#### [Short problem]
Leaving out the pictures, retype all the material exactly.

#### [Information given]
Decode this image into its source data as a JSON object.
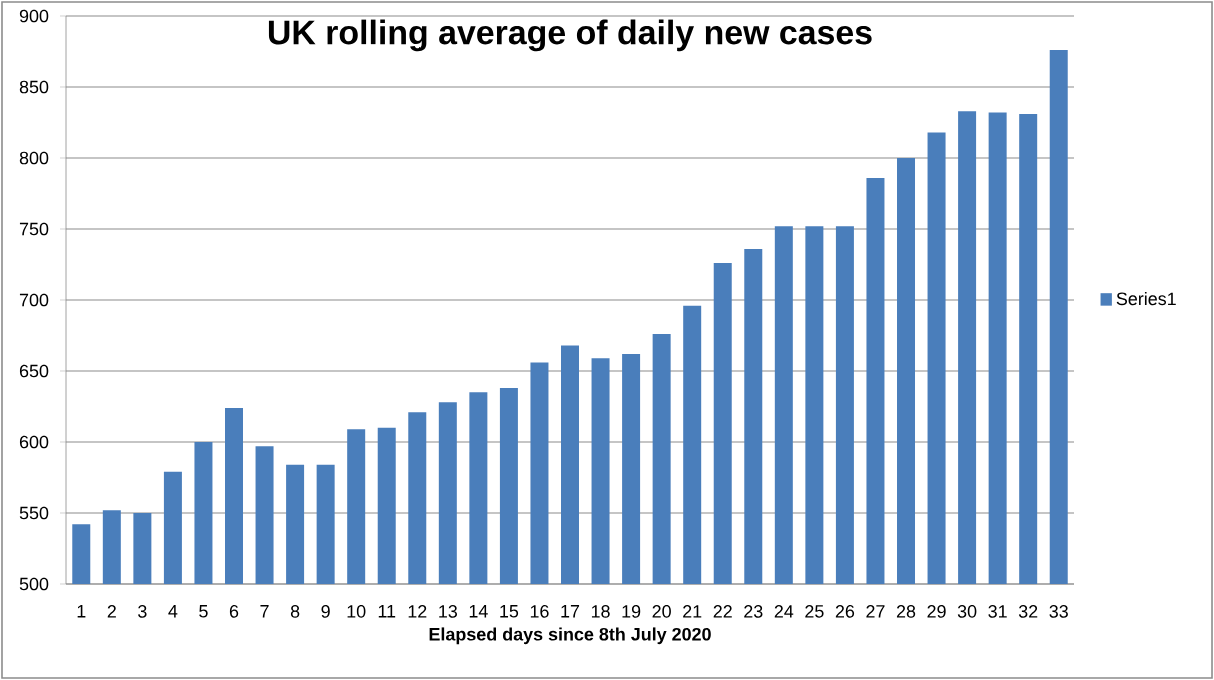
{
  "chart_data": {
    "type": "bar",
    "title": "UK rolling average of  daily new cases",
    "xlabel": "Elapsed days since 8th July 2020",
    "categories": [
      "1",
      "2",
      "3",
      "4",
      "5",
      "6",
      "7",
      "8",
      "9",
      "10",
      "11",
      "12",
      "13",
      "14",
      "15",
      "16",
      "17",
      "18",
      "19",
      "20",
      "21",
      "22",
      "23",
      "24",
      "25",
      "26",
      "27",
      "28",
      "29",
      "30",
      "31",
      "32",
      "33"
    ],
    "series": [
      {
        "name": "Series1",
        "color": "#4a7ebb",
        "values": [
          542,
          552,
          550,
          579,
          600,
          624,
          597,
          584,
          584,
          609,
          610,
          621,
          628,
          635,
          638,
          656,
          668,
          659,
          662,
          676,
          696,
          726,
          736,
          752,
          752,
          752,
          786,
          800,
          818,
          833,
          832,
          831,
          876
        ]
      }
    ],
    "ylim": [
      500,
      900
    ],
    "yticks": [
      500,
      550,
      600,
      650,
      700,
      750,
      800,
      850,
      900
    ],
    "grid": "y",
    "legend": "right"
  }
}
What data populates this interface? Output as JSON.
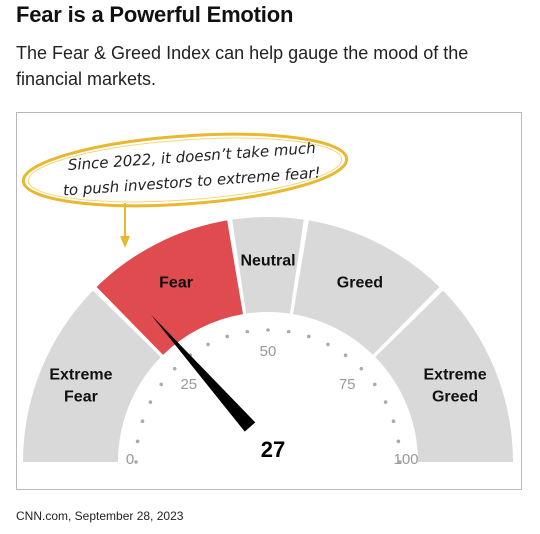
{
  "header": {
    "title": "Fear is a Powerful Emotion",
    "subtitle": "The Fear & Greed Index can help gauge the mood of the financial markets."
  },
  "gauge": {
    "value": 27,
    "value_label": "27",
    "min": 0,
    "max": 100,
    "segments": [
      {
        "label_lines": [
          "Extreme",
          "Fear"
        ],
        "from": 0,
        "to": 25,
        "color": "#d9d9d9",
        "highlight": false
      },
      {
        "label_lines": [
          "Fear"
        ],
        "from": 25,
        "to": 45,
        "color": "#e04b4f",
        "highlight": true
      },
      {
        "label_lines": [
          "Neutral"
        ],
        "from": 45,
        "to": 55,
        "color": "#d9d9d9",
        "highlight": false
      },
      {
        "label_lines": [
          "Greed"
        ],
        "from": 55,
        "to": 75,
        "color": "#d9d9d9",
        "highlight": false
      },
      {
        "label_lines": [
          "Extreme",
          "Greed"
        ],
        "from": 75,
        "to": 100,
        "color": "#d9d9d9",
        "highlight": false
      }
    ],
    "tick_labels": [
      "0",
      "25",
      "50",
      "75",
      "100"
    ],
    "needle_color": "#000000",
    "dot_color": "#aaaaaa"
  },
  "callout": {
    "lines": [
      "Since 2022, it doesn’t take much",
      "to push investors to extreme fear!"
    ],
    "border_color": "#e8b830"
  },
  "footer": {
    "source": "CNN.com, September 28, 2023"
  }
}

#### [Solution for this problem]
Decode this image into its source data as a JSON object.
{
  "chart_data": {
    "type": "bar",
    "title": "UK rolling average of  daily new cases",
    "xlabel": "Elapsed days since 8th July 2020",
    "categories": [
      "1",
      "2",
      "3",
      "4",
      "5",
      "6",
      "7",
      "8",
      "9",
      "10",
      "11",
      "12",
      "13",
      "14",
      "15",
      "16",
      "17",
      "18",
      "19",
      "20",
      "21",
      "22",
      "23",
      "24",
      "25",
      "26",
      "27",
      "28",
      "29",
      "30",
      "31",
      "32",
      "33"
    ],
    "series": [
      {
        "name": "Series1",
        "color": "#4a7ebb",
        "values": [
          542,
          552,
          550,
          579,
          600,
          624,
          597,
          584,
          584,
          609,
          610,
          621,
          628,
          635,
          638,
          656,
          668,
          659,
          662,
          676,
          696,
          726,
          736,
          752,
          752,
          752,
          786,
          800,
          818,
          833,
          832,
          831,
          876
        ]
      }
    ],
    "ylim": [
      500,
      900
    ],
    "yticks": [
      500,
      550,
      600,
      650,
      700,
      750,
      800,
      850,
      900
    ],
    "grid": "y",
    "legend": "right"
  }
}
What data populates this interface? Output as JSON.
{
  "header": {
    "title": "Fear is a Powerful Emotion",
    "subtitle": "The Fear & Greed Index can help gauge the mood of the financial markets."
  },
  "gauge": {
    "value": 27,
    "value_label": "27",
    "min": 0,
    "max": 100,
    "segments": [
      {
        "label_lines": [
          "Extreme",
          "Fear"
        ],
        "from": 0,
        "to": 25,
        "color": "#d9d9d9",
        "highlight": false
      },
      {
        "label_lines": [
          "Fear"
        ],
        "from": 25,
        "to": 45,
        "color": "#e04b4f",
        "highlight": true
      },
      {
        "label_lines": [
          "Neutral"
        ],
        "from": 45,
        "to": 55,
        "color": "#d9d9d9",
        "highlight": false
      },
      {
        "label_lines": [
          "Greed"
        ],
        "from": 55,
        "to": 75,
        "color": "#d9d9d9",
        "highlight": false
      },
      {
        "label_lines": [
          "Extreme",
          "Greed"
        ],
        "from": 75,
        "to": 100,
        "color": "#d9d9d9",
        "highlight": false
      }
    ],
    "tick_labels": [
      "0",
      "25",
      "50",
      "75",
      "100"
    ],
    "needle_color": "#000000",
    "dot_color": "#aaaaaa"
  },
  "callout": {
    "lines": [
      "Since 2022, it doesn’t take much",
      "to push investors to extreme fear!"
    ],
    "border_color": "#e8b830"
  },
  "footer": {
    "source": "CNN.com, September 28, 2023"
  }
}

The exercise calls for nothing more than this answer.